Input material
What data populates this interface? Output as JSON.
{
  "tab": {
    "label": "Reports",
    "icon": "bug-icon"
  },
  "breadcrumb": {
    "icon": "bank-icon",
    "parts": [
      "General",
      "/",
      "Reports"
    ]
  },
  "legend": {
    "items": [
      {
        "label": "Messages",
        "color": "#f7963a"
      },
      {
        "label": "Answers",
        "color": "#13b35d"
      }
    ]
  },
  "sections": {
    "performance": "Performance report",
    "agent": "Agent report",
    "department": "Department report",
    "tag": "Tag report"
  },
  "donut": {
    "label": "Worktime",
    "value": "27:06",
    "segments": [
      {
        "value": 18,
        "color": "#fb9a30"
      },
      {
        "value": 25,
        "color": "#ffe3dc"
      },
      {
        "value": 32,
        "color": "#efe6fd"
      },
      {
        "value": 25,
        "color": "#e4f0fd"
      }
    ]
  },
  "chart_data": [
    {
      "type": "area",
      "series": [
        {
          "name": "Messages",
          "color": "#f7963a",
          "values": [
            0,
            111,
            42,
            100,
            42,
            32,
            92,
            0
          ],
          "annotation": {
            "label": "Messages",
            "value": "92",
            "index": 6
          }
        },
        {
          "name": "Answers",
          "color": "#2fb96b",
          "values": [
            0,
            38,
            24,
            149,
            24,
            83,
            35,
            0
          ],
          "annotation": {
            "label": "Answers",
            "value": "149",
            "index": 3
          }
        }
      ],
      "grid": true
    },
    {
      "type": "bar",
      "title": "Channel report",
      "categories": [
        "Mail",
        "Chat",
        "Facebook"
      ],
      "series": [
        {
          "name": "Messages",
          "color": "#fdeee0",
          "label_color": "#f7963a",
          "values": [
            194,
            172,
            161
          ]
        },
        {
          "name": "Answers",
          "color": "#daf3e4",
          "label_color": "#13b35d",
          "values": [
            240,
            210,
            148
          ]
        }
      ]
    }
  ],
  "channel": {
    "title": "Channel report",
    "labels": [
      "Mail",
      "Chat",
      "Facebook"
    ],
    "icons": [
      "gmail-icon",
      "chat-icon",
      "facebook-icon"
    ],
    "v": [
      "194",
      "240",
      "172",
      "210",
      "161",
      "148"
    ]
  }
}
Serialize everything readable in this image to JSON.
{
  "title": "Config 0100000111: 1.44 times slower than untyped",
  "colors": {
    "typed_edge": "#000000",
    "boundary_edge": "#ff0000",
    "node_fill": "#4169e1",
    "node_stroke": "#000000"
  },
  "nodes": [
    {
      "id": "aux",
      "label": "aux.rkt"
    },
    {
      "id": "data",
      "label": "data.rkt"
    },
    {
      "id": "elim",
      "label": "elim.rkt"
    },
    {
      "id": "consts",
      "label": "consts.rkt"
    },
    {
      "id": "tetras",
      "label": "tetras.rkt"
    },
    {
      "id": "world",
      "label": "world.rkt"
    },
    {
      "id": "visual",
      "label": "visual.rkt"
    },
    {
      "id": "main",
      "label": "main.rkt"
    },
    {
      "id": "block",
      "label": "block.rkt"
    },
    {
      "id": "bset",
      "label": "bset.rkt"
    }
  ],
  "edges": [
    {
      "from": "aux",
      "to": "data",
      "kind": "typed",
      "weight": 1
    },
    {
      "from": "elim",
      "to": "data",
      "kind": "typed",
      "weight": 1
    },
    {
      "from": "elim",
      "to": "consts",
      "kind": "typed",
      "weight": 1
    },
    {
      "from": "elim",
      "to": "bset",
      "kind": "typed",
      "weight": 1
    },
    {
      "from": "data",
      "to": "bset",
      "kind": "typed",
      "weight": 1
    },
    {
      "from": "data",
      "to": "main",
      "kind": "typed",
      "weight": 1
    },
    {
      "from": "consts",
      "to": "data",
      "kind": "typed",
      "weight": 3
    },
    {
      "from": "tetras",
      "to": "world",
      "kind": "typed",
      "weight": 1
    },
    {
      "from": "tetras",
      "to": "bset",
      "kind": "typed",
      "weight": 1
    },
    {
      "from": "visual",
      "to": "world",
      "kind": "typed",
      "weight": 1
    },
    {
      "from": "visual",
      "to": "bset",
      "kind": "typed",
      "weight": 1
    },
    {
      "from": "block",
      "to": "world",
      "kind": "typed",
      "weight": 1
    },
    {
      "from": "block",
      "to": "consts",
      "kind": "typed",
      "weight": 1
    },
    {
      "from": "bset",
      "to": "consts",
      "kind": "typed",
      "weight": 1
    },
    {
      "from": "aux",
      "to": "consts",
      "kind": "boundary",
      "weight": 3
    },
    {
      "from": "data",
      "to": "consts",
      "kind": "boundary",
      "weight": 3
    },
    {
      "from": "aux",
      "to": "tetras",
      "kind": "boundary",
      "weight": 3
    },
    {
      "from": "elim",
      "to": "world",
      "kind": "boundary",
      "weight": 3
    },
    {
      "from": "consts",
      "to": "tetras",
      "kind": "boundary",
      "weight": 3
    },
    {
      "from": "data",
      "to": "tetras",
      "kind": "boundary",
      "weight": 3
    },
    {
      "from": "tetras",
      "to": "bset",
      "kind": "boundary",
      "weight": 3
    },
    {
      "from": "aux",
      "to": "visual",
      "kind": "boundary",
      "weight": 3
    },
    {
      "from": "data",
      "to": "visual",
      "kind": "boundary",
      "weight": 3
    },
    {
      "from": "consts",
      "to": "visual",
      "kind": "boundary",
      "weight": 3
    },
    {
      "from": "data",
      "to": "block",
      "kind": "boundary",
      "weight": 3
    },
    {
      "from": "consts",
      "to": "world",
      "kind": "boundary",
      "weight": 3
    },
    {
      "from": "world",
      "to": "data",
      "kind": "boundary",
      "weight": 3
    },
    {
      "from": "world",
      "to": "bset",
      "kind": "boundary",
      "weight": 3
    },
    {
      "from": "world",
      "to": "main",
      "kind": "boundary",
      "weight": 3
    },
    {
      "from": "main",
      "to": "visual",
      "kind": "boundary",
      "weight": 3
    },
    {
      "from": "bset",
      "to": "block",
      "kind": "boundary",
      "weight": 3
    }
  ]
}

Set exercise
Restate each of the entries above verbatim.

Response to the exercise
What data populates this interface? Output as JSON.
{
  "tab": {
    "label": "Reports",
    "icon": "bug-icon"
  },
  "breadcrumb": {
    "icon": "bank-icon",
    "parts": [
      "General",
      "/",
      "Reports"
    ]
  },
  "legend": {
    "items": [
      {
        "label": "Messages",
        "color": "#f7963a"
      },
      {
        "label": "Answers",
        "color": "#13b35d"
      }
    ]
  },
  "sections": {
    "performance": "Performance report",
    "agent": "Agent report",
    "department": "Department report",
    "tag": "Tag report"
  },
  "donut": {
    "label": "Worktime",
    "value": "27:06",
    "segments": [
      {
        "value": 18,
        "color": "#fb9a30"
      },
      {
        "value": 25,
        "color": "#ffe3dc"
      },
      {
        "value": 32,
        "color": "#efe6fd"
      },
      {
        "value": 25,
        "color": "#e4f0fd"
      }
    ]
  },
  "chart_data": [
    {
      "type": "area",
      "series": [
        {
          "name": "Messages",
          "color": "#f7963a",
          "values": [
            0,
            111,
            42,
            100,
            42,
            32,
            92,
            0
          ],
          "annotation": {
            "label": "Messages",
            "value": "92",
            "index": 6
          }
        },
        {
          "name": "Answers",
          "color": "#2fb96b",
          "values": [
            0,
            38,
            24,
            149,
            24,
            83,
            35,
            0
          ],
          "annotation": {
            "label": "Answers",
            "value": "149",
            "index": 3
          }
        }
      ],
      "grid": true
    },
    {
      "type": "bar",
      "title": "Channel report",
      "categories": [
        "Mail",
        "Chat",
        "Facebook"
      ],
      "series": [
        {
          "name": "Messages",
          "color": "#fdeee0",
          "label_color": "#f7963a",
          "values": [
            194,
            172,
            161
          ]
        },
        {
          "name": "Answers",
          "color": "#daf3e4",
          "label_color": "#13b35d",
          "values": [
            240,
            210,
            148
          ]
        }
      ]
    }
  ],
  "channel": {
    "title": "Channel report",
    "labels": [
      "Mail",
      "Chat",
      "Facebook"
    ],
    "icons": [
      "gmail-icon",
      "chat-icon",
      "facebook-icon"
    ],
    "v": [
      "194",
      "240",
      "172",
      "210",
      "161",
      "148"
    ]
  }
}
Serialize everything readable in this image to JSON.
{
  "title": "Config 0100000111: 1.44 times slower than untyped",
  "colors": {
    "typed_edge": "#000000",
    "boundary_edge": "#ff0000",
    "node_fill": "#4169e1",
    "node_stroke": "#000000"
  },
  "nodes": [
    {
      "id": "aux",
      "label": "aux.rkt"
    },
    {
      "id": "data",
      "label": "data.rkt"
    },
    {
      "id": "elim",
      "label": "elim.rkt"
    },
    {
      "id": "consts",
      "label": "consts.rkt"
    },
    {
      "id": "tetras",
      "label": "tetras.rkt"
    },
    {
      "id": "world",
      "label": "world.rkt"
    },
    {
      "id": "visual",
      "label": "visual.rkt"
    },
    {
      "id": "main",
      "label": "main.rkt"
    },
    {
      "id": "block",
      "label": "block.rkt"
    },
    {
      "id": "bset",
      "label": "bset.rkt"
    }
  ],
  "edges": [
    {
      "from": "aux",
      "to": "data",
      "kind": "typed",
      "weight": 1
    },
    {
      "from": "elim",
      "to": "data",
      "kind": "typed",
      "weight": 1
    },
    {
      "from": "elim",
      "to": "consts",
      "kind": "typed",
      "weight": 1
    },
    {
      "from": "elim",
      "to": "bset",
      "kind": "typed",
      "weight": 1
    },
    {
      "from": "data",
      "to": "bset",
      "kind": "typed",
      "weight": 1
    },
    {
      "from": "data",
      "to": "main",
      "kind": "typed",
      "weight": 1
    },
    {
      "from": "consts",
      "to": "data",
      "kind": "typed",
      "weight": 3
    },
    {
      "from": "tetras",
      "to": "world",
      "kind": "typed",
      "weight": 1
    },
    {
      "from": "tetras",
      "to": "bset",
      "kind": "typed",
      "weight": 1
    },
    {
      "from": "visual",
      "to": "world",
      "kind": "typed",
      "weight": 1
    },
    {
      "from": "visual",
      "to": "bset",
      "kind": "typed",
      "weight": 1
    },
    {
      "from": "block",
      "to": "world",
      "kind": "typed",
      "weight": 1
    },
    {
      "from": "block",
      "to": "consts",
      "kind": "typed",
      "weight": 1
    },
    {
      "from": "bset",
      "to": "consts",
      "kind": "typed",
      "weight": 1
    },
    {
      "from": "aux",
      "to": "consts",
      "kind": "boundary",
      "weight": 3
    },
    {
      "from": "data",
      "to": "consts",
      "kind": "boundary",
      "weight": 3
    },
    {
      "from": "aux",
      "to": "tetras",
      "kind": "boundary",
      "weight": 3
    },
    {
      "from": "elim",
      "to": "world",
      "kind": "boundary",
      "weight": 3
    },
    {
      "from": "consts",
      "to": "tetras",
      "kind": "boundary",
      "weight": 3
    },
    {
      "from": "data",
      "to": "tetras",
      "kind": "boundary",
      "weight": 3
    },
    {
      "from": "tetras",
      "to": "bset",
      "kind": "boundary",
      "weight": 3
    },
    {
      "from": "aux",
      "to": "visual",
      "kind": "boundary",
      "weight": 3
    },
    {
      "from": "data",
      "to": "visual",
      "kind": "boundary",
      "weight": 3
    },
    {
      "from": "consts",
      "to": "visual",
      "kind": "boundary",
      "weight": 3
    },
    {
      "from": "data",
      "to": "block",
      "kind": "boundary",
      "weight": 3
    },
    {
      "from": "consts",
      "to": "world",
      "kind": "boundary",
      "weight": 3
    },
    {
      "from": "world",
      "to": "data",
      "kind": "boundary",
      "weight": 3
    },
    {
      "from": "world",
      "to": "bset",
      "kind": "boundary",
      "weight": 3
    },
    {
      "from": "world",
      "to": "main",
      "kind": "boundary",
      "weight": 3
    },
    {
      "from": "main",
      "to": "visual",
      "kind": "boundary",
      "weight": 3
    },
    {
      "from": "bset",
      "to": "block",
      "kind": "boundary",
      "weight": 3
    }
  ]
}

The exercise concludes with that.